→ **Given data**
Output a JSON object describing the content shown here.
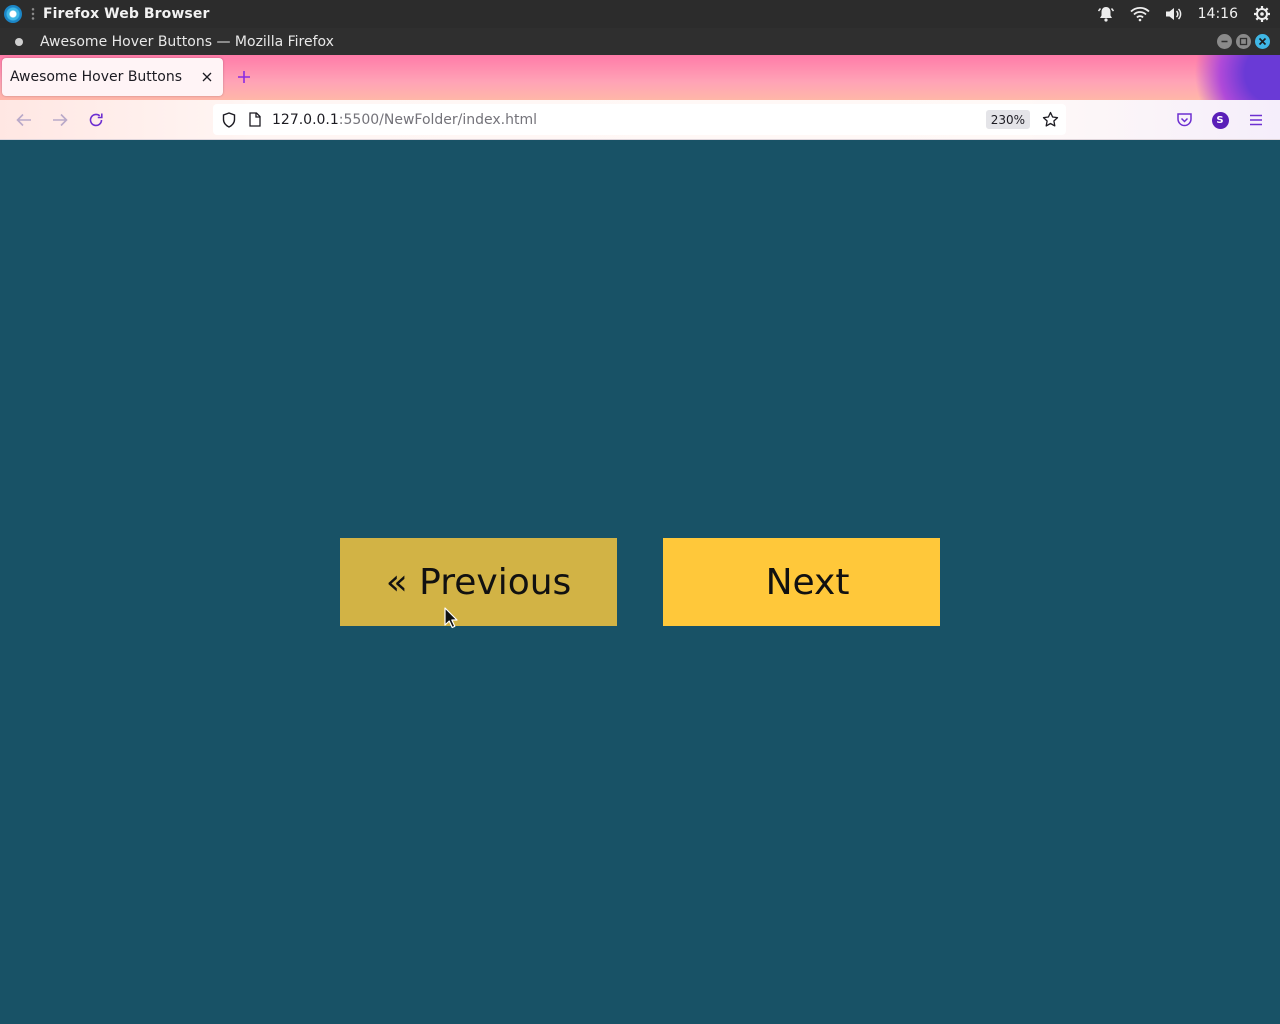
{
  "system_bar": {
    "app_name": "Firefox Web Browser",
    "clock": "14:16"
  },
  "window": {
    "title": "Awesome Hover Buttons — Mozilla Firefox"
  },
  "tabs": [
    {
      "label": "Awesome Hover Buttons",
      "active": true
    }
  ],
  "url_bar": {
    "host": "127.0.0.1",
    "rest": ":5500/NewFolder/index.html",
    "zoom": "230%"
  },
  "profile": {
    "initial": "S"
  },
  "page": {
    "background": "#185266",
    "buttons": {
      "previous_label": "« Previous",
      "previous_color": "#d2b345",
      "next_label": "Next",
      "next_color": "#ffc83a"
    }
  }
}
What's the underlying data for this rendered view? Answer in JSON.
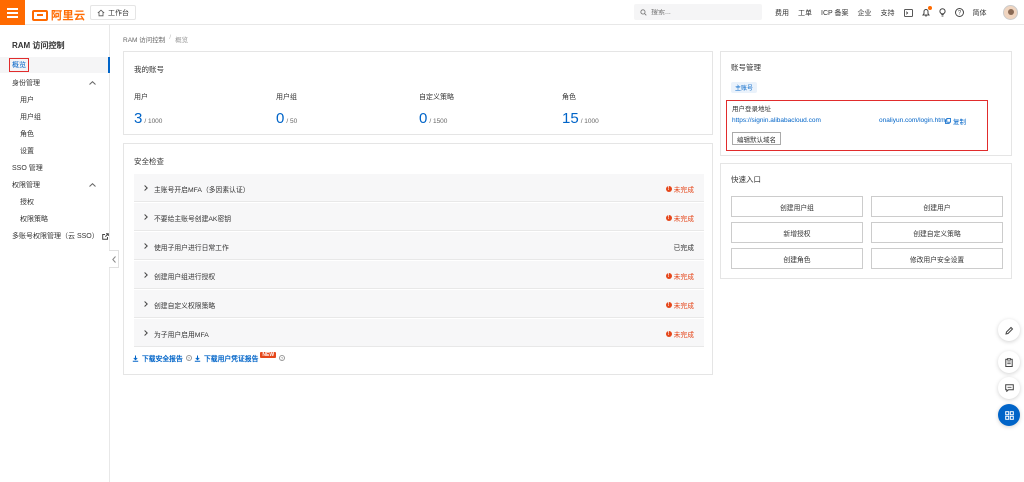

→ **Goal of the exercise**
Each record should be quoted exactly, with the images omitted.

→ **Task result**
Output a JSON object describing the content shown here.
{
  "system_bar": {
    "app_name": "Firefox Web Browser",
    "clock": "14:16"
  },
  "window": {
    "title": "Awesome Hover Buttons — Mozilla Firefox"
  },
  "tabs": [
    {
      "label": "Awesome Hover Buttons",
      "active": true
    }
  ],
  "url_bar": {
    "host": "127.0.0.1",
    "rest": ":5500/NewFolder/index.html",
    "zoom": "230%"
  },
  "profile": {
    "initial": "S"
  },
  "page": {
    "background": "#185266",
    "buttons": {
      "previous_label": "« Previous",
      "previous_color": "#d2b345",
      "next_label": "Next",
      "next_color": "#ffc83a"
    }
  }
}
What's the underlying data for this rendered view? Answer in JSON.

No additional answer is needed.